> Problem:
In the excerpt on Gartner's customer data research, what percentage of organizations reported having achieved a 360-degree view of the customer?

> Excerpted passage:
Blowing up conventional wisdom

This was the week Gartner analysts set about exploding some very familiar ideas about customer data collection and management. Ideas like:

  • There’s value in having a holistic view of the customer.
  • The more customer data, especially first-party data, the better.
  • The more channels for data collection the better.
  • A seamless, fully integrated customer experience will lead to revenue growth.
  • The more customer data is integrated, the better markting teams will be placed to prove ROI.

Research undermines some key assumptions

In separate sessions, Wakeman, senior director research and advisory in the Gartner Marketing Practice, and Ben Bloom, VP analyst, set out research findings that appeared to undermine some of marketing’s most fondly held beliefs about customer data.

Bloom, a leader in what Gartner calls its “Maverick” research practice, described his presentation as contrarian and not necessarily consistent with findings from other Gartner research. His conclusions, however, seemed entirely consistent with the Symposium keynote message that “less is more.”

Here are highlights from the research cited, first from Bloom’s presentation:

  • 72% of marketers who believe they need every customer data point to be successful also report that the more data they collect, the less benefit they see.
  • The cost of integrating data across channels rises exponentially as channels are added (on average, marketers use nine channels, but some use as many as 20). This is easily visualized. To integrate four channels with each other requires six cross-channel integrations; fully integrating 20 channels will require 200 integrations.

The conclusion? Give up on the 360-degree view of the customer because the cost of attempting to achieve it will become unmanageable. “I’m building upon research we already conducted where we found that just 14% of organizations reported having achieved a 360-degree view of the customer. There’s a question about how ambitious and expansive these data strategies are, because they are presumed to have a lot more economic benefit than I think there really is.”

The outcome of pursuing a comprehensive customer data collection strategy can be disastrous, said Bloom. “The reason that this leads brands to potentially disastrous outcomes is because they are pursuing all of that data without clear understanding of how much cost this is going to load.”

The data in itself is not valuable unless it’s utilized for business cases. “You spend all this work just to get to what is just a predecessor step. Given how hard that is, businesses need to be more pragmatic about which initiatives they pursue.” Especially, said Bloom, given the enormous technical, regulatory and privacy issues associated with the 360-degree view.

From Wakeman’s session:

  • Marketers with the most integrations between data sources have about as much trouble proving marketing’s value as those with no integrations whatsoever.
  • 45% of marketing teams using CDPs both for data collection and analysis and activation still have data integration problems.

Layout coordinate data
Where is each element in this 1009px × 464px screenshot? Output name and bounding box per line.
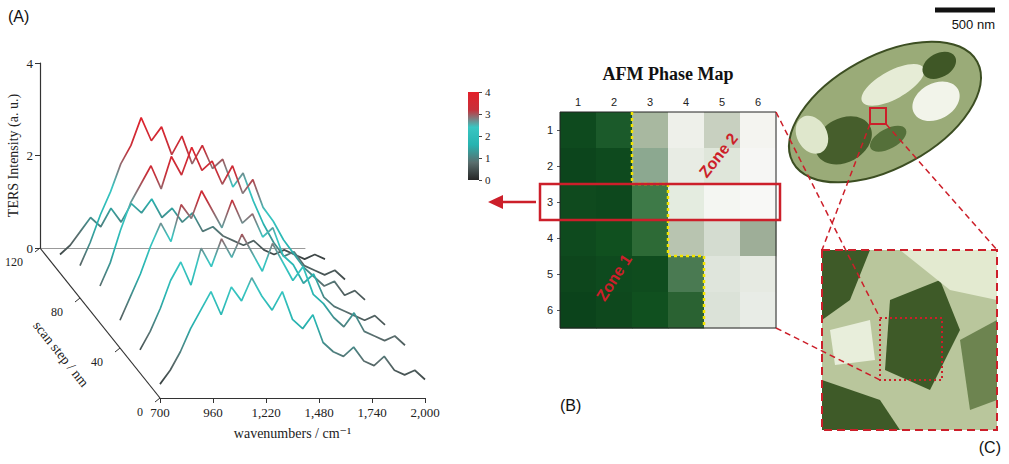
svg-text:wavenumbers / cm⁻¹: wavenumbers / cm⁻¹ — [234, 426, 351, 441]
svg-text:5: 5 — [719, 96, 725, 108]
svg-text:2: 2 — [27, 148, 34, 163]
svg-text:1,220: 1,220 — [251, 405, 280, 420]
svg-text:(C): (C) — [979, 439, 1001, 456]
svg-text:0: 0 — [27, 241, 34, 256]
svg-text:120: 120 — [5, 255, 23, 269]
svg-text:Zone 2: Zone 2 — [696, 130, 741, 181]
svg-text:(B): (B) — [560, 397, 581, 414]
svg-text:4: 4 — [547, 232, 553, 244]
svg-text:TERS Intensity (a. u.): TERS Intensity (a. u.) — [6, 94, 22, 218]
svg-text:3: 3 — [647, 96, 653, 108]
svg-text:2: 2 — [611, 96, 617, 108]
svg-text:40: 40 — [91, 355, 103, 369]
svg-text:Zone 1: Zone 1 — [593, 251, 635, 304]
svg-text:700: 700 — [150, 405, 170, 420]
svg-text:2,000: 2,000 — [410, 405, 439, 420]
svg-text:6: 6 — [547, 304, 553, 316]
svg-text:AFM Phase Map: AFM Phase Map — [603, 64, 734, 84]
svg-text:500 nm: 500 nm — [952, 17, 995, 32]
svg-text:4: 4 — [683, 96, 689, 108]
svg-text:6: 6 — [755, 96, 761, 108]
svg-text:3: 3 — [547, 196, 553, 208]
svg-text:960: 960 — [203, 405, 223, 420]
svg-text:2: 2 — [485, 130, 491, 142]
svg-text:scan step / nm: scan step / nm — [30, 318, 92, 390]
svg-text:80: 80 — [51, 305, 63, 319]
svg-text:1,480: 1,480 — [304, 405, 333, 420]
svg-text:1: 1 — [485, 152, 491, 164]
svg-text:4: 4 — [485, 86, 491, 98]
svg-text:0: 0 — [137, 405, 143, 419]
svg-text:1: 1 — [575, 96, 581, 108]
svg-text:3: 3 — [485, 108, 491, 120]
svg-text:2: 2 — [547, 160, 553, 172]
svg-text:1,740: 1,740 — [357, 405, 386, 420]
svg-text:4: 4 — [27, 56, 34, 71]
svg-text:1: 1 — [547, 124, 553, 136]
svg-text:(A): (A) — [8, 8, 29, 25]
svg-text:5: 5 — [547, 268, 553, 280]
svg-text:0: 0 — [485, 174, 491, 186]
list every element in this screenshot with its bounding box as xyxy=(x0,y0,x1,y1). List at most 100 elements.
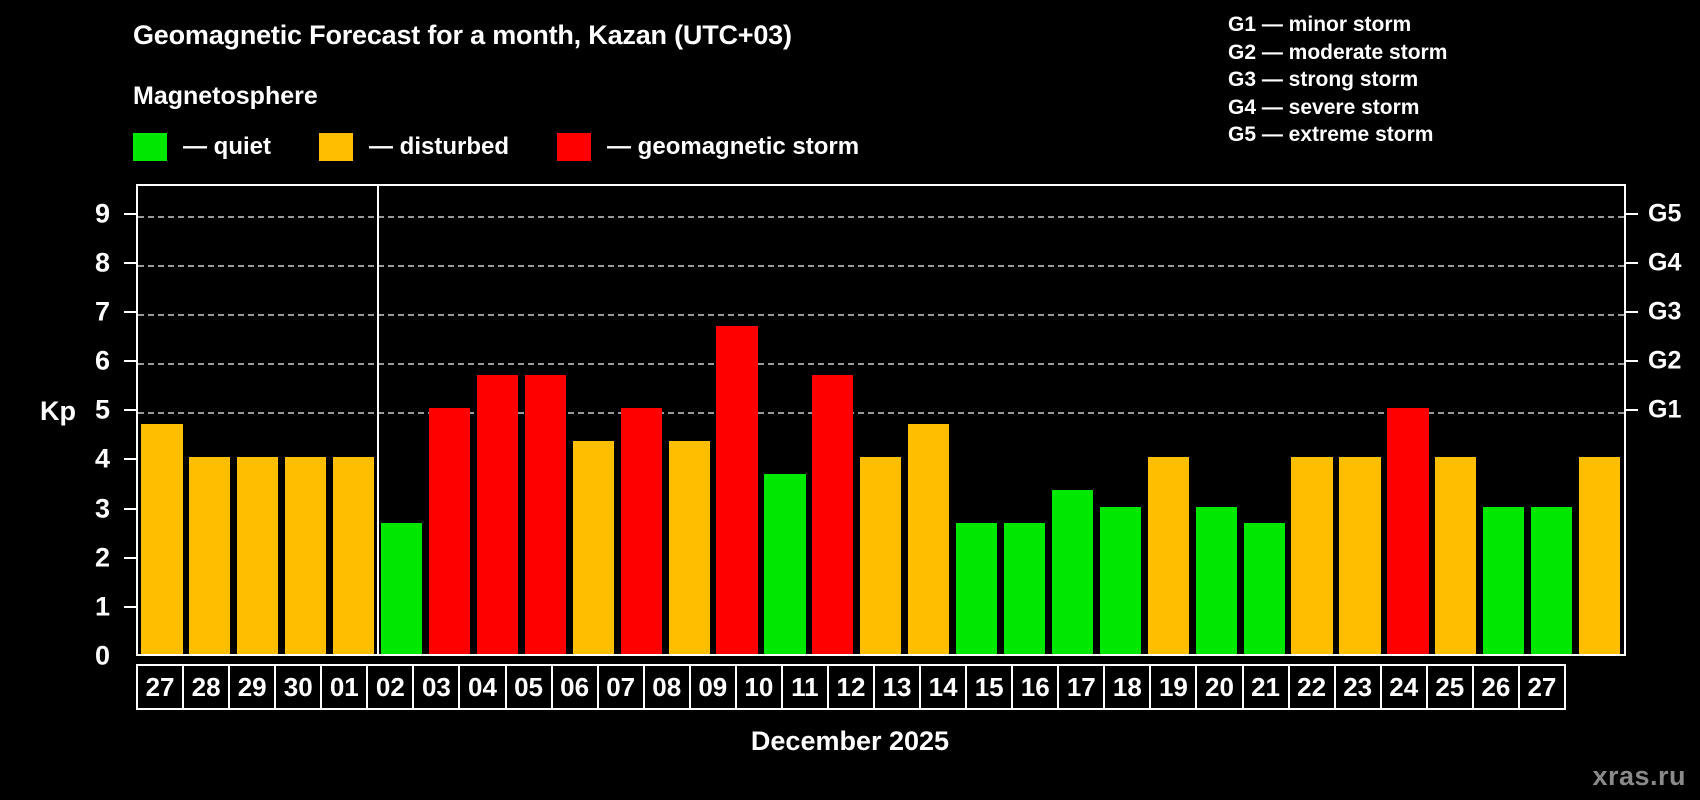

> Written solution:
14%